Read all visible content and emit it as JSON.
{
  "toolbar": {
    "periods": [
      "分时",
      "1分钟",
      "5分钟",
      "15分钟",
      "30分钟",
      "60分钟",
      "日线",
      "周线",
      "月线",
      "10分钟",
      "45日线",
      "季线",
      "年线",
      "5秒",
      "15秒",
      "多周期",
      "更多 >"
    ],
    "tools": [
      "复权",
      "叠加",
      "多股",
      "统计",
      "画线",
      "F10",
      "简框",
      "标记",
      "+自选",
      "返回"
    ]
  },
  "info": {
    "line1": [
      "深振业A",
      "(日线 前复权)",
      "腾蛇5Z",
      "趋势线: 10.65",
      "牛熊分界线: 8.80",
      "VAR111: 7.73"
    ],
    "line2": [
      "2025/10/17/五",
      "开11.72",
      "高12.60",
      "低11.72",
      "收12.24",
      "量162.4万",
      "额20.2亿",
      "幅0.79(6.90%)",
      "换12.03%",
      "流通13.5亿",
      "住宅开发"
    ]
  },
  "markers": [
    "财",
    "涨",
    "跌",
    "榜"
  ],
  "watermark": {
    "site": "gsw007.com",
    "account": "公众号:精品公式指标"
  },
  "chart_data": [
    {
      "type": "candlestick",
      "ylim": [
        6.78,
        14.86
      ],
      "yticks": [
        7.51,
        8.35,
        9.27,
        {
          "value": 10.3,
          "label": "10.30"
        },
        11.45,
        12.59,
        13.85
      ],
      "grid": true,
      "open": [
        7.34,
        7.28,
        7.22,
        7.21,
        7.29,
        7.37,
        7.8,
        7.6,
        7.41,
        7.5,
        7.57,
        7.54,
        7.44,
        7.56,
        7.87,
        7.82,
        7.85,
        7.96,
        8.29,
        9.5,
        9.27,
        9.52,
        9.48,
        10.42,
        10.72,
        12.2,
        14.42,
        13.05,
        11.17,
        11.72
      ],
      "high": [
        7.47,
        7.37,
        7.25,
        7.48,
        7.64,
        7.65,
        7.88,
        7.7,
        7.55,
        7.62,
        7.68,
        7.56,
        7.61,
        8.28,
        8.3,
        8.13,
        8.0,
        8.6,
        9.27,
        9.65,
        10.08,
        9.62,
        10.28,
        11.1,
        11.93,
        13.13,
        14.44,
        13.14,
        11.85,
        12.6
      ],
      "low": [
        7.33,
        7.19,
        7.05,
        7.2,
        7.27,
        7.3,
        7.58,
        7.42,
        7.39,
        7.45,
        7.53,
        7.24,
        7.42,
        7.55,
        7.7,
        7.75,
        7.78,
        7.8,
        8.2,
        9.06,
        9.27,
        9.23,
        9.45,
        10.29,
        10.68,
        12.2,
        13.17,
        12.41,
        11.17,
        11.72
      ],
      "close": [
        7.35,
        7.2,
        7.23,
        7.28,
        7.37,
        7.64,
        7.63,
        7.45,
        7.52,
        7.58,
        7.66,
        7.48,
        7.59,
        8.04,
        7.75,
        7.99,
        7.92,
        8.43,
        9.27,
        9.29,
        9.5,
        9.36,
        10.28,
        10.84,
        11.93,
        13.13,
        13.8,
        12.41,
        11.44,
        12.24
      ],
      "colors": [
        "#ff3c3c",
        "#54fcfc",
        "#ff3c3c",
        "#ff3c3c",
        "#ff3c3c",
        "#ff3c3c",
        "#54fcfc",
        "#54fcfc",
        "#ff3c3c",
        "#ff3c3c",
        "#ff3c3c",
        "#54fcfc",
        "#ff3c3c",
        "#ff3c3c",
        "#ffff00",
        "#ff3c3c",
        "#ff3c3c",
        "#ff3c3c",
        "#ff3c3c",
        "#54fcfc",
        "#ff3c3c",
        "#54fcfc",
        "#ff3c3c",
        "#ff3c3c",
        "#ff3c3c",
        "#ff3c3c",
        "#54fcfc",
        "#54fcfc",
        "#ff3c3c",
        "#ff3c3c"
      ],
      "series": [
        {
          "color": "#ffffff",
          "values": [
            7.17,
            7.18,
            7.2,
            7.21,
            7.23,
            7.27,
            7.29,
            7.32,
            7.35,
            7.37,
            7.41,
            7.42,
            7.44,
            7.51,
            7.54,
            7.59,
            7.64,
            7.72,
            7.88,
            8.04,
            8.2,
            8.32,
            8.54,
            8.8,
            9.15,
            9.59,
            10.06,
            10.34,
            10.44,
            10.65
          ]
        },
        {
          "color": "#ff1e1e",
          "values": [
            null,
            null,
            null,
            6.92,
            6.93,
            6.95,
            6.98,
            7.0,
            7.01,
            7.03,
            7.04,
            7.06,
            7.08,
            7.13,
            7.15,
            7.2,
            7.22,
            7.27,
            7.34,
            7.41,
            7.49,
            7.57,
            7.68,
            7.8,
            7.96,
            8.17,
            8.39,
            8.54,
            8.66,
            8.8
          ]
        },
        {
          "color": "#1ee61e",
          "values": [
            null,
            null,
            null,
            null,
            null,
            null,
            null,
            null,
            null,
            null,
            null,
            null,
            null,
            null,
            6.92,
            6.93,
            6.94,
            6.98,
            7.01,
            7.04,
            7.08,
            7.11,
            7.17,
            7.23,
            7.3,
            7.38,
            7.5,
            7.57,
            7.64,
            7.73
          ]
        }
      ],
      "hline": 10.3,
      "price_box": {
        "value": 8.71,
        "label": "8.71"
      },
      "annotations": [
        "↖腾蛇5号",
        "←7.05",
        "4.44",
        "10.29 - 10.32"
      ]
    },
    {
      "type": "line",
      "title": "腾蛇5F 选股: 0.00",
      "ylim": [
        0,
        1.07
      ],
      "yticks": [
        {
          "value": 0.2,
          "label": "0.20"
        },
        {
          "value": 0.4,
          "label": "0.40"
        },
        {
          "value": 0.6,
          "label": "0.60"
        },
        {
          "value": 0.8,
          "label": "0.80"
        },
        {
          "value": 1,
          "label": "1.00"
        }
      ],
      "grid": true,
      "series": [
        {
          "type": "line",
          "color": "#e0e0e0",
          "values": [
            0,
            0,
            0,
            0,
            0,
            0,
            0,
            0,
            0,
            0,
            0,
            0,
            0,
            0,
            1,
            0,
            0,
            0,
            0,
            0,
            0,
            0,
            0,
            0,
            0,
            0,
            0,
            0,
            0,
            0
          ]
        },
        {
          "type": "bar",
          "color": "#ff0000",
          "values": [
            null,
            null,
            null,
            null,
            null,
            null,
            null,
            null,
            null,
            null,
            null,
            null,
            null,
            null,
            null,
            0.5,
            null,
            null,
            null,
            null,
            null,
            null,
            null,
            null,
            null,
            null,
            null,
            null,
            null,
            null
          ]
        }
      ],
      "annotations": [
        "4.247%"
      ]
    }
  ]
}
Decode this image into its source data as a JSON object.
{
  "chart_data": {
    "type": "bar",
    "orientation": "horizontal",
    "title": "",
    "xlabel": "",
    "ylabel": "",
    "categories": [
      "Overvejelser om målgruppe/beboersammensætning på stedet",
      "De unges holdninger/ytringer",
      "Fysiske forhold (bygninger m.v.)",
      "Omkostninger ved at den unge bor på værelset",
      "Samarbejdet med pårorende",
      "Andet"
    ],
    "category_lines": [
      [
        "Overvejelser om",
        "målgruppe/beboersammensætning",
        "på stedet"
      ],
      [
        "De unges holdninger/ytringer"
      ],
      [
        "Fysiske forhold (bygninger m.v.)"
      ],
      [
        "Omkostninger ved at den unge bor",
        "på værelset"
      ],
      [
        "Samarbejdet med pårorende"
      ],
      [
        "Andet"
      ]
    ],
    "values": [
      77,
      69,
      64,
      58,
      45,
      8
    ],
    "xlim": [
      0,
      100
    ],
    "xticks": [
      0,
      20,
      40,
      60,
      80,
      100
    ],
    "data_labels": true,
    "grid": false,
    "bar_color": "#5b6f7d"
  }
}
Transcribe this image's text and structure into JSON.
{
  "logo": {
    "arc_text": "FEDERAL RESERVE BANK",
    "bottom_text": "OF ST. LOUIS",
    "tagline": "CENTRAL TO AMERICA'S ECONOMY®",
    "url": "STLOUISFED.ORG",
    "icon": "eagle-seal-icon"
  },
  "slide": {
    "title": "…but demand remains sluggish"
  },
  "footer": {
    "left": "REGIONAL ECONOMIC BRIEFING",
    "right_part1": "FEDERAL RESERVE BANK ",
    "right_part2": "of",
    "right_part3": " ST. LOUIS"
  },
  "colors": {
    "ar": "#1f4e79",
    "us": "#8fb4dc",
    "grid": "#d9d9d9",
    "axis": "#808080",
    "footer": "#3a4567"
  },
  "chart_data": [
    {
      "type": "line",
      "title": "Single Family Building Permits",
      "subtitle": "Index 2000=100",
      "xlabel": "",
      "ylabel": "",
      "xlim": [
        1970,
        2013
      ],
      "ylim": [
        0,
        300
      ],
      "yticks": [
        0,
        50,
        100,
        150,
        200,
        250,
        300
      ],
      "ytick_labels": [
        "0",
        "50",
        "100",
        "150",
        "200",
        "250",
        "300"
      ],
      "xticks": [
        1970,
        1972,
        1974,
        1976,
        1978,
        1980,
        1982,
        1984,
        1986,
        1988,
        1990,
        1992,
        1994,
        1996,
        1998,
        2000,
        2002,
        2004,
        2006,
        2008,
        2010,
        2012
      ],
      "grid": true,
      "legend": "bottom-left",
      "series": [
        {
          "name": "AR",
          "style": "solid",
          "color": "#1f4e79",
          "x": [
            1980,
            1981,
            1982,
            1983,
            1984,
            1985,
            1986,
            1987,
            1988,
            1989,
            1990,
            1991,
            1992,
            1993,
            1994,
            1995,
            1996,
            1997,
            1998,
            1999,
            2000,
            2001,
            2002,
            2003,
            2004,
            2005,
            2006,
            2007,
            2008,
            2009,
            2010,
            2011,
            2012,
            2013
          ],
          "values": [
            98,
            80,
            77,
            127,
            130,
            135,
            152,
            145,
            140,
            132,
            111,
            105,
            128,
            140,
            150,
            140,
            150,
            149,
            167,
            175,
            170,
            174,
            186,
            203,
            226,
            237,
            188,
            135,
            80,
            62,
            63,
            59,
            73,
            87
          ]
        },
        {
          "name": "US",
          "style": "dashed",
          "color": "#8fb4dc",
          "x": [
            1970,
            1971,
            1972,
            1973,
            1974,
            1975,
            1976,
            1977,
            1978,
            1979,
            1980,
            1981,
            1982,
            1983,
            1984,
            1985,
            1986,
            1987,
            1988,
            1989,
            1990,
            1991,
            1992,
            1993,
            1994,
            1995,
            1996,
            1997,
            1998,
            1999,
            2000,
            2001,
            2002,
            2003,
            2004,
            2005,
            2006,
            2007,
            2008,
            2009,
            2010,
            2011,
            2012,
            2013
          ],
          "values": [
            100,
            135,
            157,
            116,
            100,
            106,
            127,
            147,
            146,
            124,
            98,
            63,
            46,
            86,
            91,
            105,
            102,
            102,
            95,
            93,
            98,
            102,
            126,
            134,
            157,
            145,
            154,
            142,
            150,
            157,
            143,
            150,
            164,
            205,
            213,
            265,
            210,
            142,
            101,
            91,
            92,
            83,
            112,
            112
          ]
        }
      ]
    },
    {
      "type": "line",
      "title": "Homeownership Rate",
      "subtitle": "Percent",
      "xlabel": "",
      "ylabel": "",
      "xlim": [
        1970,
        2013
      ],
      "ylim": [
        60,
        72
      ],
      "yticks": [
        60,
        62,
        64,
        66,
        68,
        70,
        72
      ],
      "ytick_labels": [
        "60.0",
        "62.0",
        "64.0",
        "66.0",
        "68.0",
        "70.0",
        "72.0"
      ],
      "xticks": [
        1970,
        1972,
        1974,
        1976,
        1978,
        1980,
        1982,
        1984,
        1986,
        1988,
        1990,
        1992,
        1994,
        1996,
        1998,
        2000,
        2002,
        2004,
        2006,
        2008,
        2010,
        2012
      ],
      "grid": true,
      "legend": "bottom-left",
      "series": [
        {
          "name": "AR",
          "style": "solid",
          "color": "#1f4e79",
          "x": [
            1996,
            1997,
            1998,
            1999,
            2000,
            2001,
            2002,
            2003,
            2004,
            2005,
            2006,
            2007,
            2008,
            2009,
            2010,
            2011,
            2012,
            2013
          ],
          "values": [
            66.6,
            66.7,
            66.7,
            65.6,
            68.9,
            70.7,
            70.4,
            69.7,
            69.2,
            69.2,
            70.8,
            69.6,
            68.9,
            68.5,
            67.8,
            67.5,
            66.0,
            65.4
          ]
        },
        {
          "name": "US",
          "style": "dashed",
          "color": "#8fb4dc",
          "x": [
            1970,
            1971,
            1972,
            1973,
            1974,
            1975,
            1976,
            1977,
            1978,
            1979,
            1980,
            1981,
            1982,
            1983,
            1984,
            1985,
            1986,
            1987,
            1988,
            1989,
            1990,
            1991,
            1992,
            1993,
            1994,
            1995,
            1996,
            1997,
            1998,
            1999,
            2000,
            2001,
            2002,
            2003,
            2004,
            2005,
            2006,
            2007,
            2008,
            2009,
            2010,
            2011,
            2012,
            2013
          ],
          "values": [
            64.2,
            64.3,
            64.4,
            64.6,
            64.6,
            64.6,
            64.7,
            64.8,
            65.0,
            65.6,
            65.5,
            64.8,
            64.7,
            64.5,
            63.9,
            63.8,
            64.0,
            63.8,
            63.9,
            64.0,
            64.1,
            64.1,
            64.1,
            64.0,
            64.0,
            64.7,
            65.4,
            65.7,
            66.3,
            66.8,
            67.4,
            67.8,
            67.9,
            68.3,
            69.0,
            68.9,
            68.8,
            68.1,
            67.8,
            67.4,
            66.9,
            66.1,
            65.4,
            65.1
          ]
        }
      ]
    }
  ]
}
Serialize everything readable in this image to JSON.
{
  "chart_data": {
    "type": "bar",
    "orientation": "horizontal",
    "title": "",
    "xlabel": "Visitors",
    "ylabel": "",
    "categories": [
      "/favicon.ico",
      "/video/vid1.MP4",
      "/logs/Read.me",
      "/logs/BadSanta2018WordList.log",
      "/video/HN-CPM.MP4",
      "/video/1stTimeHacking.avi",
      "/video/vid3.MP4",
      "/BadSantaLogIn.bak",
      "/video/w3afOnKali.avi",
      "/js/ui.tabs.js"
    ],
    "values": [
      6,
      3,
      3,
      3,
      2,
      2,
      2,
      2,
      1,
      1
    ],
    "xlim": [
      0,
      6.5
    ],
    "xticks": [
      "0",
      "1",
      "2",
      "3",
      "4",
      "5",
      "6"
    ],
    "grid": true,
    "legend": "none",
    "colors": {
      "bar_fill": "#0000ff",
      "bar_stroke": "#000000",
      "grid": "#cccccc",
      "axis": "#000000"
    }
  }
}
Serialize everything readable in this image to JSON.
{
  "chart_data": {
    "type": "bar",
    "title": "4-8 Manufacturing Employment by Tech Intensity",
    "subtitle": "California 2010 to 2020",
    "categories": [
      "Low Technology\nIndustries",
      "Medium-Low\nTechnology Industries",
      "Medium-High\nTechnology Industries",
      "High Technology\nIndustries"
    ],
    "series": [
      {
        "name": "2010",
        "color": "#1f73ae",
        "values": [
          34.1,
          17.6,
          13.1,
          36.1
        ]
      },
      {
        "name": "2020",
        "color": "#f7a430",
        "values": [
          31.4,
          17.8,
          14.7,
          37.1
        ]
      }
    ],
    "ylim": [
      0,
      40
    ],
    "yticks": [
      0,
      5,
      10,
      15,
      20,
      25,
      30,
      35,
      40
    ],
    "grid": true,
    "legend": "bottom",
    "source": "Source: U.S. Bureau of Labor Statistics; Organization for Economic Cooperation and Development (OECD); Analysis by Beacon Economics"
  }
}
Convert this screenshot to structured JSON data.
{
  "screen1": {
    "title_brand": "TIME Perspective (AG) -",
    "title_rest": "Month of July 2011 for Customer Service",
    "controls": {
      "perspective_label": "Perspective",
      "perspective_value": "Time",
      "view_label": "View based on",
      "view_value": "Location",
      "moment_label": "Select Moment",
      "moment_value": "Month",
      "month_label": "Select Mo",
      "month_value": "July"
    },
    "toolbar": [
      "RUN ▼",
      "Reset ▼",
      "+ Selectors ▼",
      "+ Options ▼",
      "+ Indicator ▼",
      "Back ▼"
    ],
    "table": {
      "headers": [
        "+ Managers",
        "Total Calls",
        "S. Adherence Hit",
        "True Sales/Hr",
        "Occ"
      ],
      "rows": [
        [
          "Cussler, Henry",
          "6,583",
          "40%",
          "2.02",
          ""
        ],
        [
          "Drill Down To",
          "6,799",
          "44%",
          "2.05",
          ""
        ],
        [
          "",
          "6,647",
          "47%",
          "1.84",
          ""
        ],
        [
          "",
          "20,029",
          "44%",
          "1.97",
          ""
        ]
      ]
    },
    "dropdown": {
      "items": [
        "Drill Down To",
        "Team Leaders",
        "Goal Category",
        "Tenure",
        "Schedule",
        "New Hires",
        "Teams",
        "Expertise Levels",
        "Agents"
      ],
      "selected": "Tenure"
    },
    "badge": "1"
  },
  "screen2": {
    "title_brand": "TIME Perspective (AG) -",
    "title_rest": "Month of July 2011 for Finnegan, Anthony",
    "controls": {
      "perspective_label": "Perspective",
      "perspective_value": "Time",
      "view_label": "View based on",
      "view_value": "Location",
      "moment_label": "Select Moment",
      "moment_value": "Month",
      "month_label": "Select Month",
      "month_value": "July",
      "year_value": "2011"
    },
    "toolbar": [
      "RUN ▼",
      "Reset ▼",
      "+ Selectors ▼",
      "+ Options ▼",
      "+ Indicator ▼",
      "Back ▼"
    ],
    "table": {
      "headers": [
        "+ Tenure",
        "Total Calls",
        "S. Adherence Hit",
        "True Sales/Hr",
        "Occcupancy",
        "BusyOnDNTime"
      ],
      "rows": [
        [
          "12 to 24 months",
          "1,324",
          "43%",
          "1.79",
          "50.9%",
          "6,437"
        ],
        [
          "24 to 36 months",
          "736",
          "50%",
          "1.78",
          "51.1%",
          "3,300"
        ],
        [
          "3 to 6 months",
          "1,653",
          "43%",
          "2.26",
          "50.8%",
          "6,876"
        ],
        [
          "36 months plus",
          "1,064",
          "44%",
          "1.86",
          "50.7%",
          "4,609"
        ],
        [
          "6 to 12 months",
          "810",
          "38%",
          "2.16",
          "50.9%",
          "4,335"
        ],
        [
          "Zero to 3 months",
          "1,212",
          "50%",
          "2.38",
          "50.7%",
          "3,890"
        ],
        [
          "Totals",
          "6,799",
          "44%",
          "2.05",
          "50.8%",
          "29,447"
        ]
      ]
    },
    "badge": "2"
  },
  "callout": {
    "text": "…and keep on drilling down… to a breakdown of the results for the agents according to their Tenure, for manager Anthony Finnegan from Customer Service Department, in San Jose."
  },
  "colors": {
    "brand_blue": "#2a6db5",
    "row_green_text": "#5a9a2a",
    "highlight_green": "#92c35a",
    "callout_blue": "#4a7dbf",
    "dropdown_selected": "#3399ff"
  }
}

────────

(Requirement) List every line above that contains the word "stedet".

(Solution for this task)
      "Overvejelser om målgruppe/beboersammensætning på stedet",
        "på stedet"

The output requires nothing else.